__PROBLEM STATEMENT__
Line by line, restate the listing below without any change.

-.-.-

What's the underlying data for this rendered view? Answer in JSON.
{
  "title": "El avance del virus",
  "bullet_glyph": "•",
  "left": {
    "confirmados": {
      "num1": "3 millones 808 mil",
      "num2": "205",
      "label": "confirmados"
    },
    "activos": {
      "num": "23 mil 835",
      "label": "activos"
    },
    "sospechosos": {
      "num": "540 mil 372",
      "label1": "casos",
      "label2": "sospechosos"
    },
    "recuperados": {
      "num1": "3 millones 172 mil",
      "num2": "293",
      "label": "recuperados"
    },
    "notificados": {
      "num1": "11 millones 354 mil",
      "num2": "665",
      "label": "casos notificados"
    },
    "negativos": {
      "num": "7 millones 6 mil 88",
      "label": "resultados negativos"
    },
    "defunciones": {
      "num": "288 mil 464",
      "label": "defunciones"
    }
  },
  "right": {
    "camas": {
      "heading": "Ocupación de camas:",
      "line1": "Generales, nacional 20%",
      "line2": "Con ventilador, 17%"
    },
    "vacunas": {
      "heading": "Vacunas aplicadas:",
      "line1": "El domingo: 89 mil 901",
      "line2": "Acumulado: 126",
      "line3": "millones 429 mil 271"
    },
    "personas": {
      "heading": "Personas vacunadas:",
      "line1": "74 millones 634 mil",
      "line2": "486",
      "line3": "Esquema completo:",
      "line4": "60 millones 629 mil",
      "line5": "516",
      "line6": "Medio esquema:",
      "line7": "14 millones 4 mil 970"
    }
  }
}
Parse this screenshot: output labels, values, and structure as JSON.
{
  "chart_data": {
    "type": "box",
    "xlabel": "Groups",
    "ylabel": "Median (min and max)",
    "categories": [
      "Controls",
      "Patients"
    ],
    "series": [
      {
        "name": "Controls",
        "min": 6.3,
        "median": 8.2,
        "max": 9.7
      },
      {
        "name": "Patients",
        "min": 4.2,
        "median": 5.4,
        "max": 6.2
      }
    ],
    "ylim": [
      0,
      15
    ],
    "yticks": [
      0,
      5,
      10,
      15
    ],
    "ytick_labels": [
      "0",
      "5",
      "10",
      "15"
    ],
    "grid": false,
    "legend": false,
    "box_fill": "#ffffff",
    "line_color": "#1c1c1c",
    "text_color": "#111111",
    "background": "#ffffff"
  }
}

-.-.-

__ANSWER FOR THIS EXERCISE__
What's the underlying data for this rendered view? Answer in JSON.
{
  "title": "El avance del virus",
  "bullet_glyph": "•",
  "left": {
    "confirmados": {
      "num1": "3 millones 808 mil",
      "num2": "205",
      "label": "confirmados"
    },
    "activos": {
      "num": "23 mil 835",
      "label": "activos"
    },
    "sospechosos": {
      "num": "540 mil 372",
      "label1": "casos",
      "label2": "sospechosos"
    },
    "recuperados": {
      "num1": "3 millones 172 mil",
      "num2": "293",
      "label": "recuperados"
    },
    "notificados": {
      "num1": "11 millones 354 mil",
      "num2": "665",
      "label": "casos notificados"
    },
    "negativos": {
      "num": "7 millones 6 mil 88",
      "label": "resultados negativos"
    },
    "defunciones": {
      "num": "288 mil 464",
      "label": "defunciones"
    }
  },
  "right": {
    "camas": {
      "heading": "Ocupación de camas:",
      "line1": "Generales, nacional 20%",
      "line2": "Con ventilador, 17%"
    },
    "vacunas": {
      "heading": "Vacunas aplicadas:",
      "line1": "El domingo: 89 mil 901",
      "line2": "Acumulado: 126",
      "line3": "millones 429 mil 271"
    },
    "personas": {
      "heading": "Personas vacunadas:",
      "line1": "74 millones 634 mil",
      "line2": "486",
      "line3": "Esquema completo:",
      "line4": "60 millones 629 mil",
      "line5": "516",
      "line6": "Medio esquema:",
      "line7": "14 millones 4 mil 970"
    }
  }
}
Parse this screenshot: output labels, values, and structure as JSON.
{
  "chart_data": {
    "type": "box",
    "xlabel": "Groups",
    "ylabel": "Median (min and max)",
    "categories": [
      "Controls",
      "Patients"
    ],
    "series": [
      {
        "name": "Controls",
        "min": 6.3,
        "median": 8.2,
        "max": 9.7
      },
      {
        "name": "Patients",
        "min": 4.2,
        "median": 5.4,
        "max": 6.2
      }
    ],
    "ylim": [
      0,
      15
    ],
    "yticks": [
      0,
      5,
      10,
      15
    ],
    "ytick_labels": [
      "0",
      "5",
      "10",
      "15"
    ],
    "grid": false,
    "legend": false,
    "box_fill": "#ffffff",
    "line_color": "#1c1c1c",
    "text_color": "#111111",
    "background": "#ffffff"
  }
}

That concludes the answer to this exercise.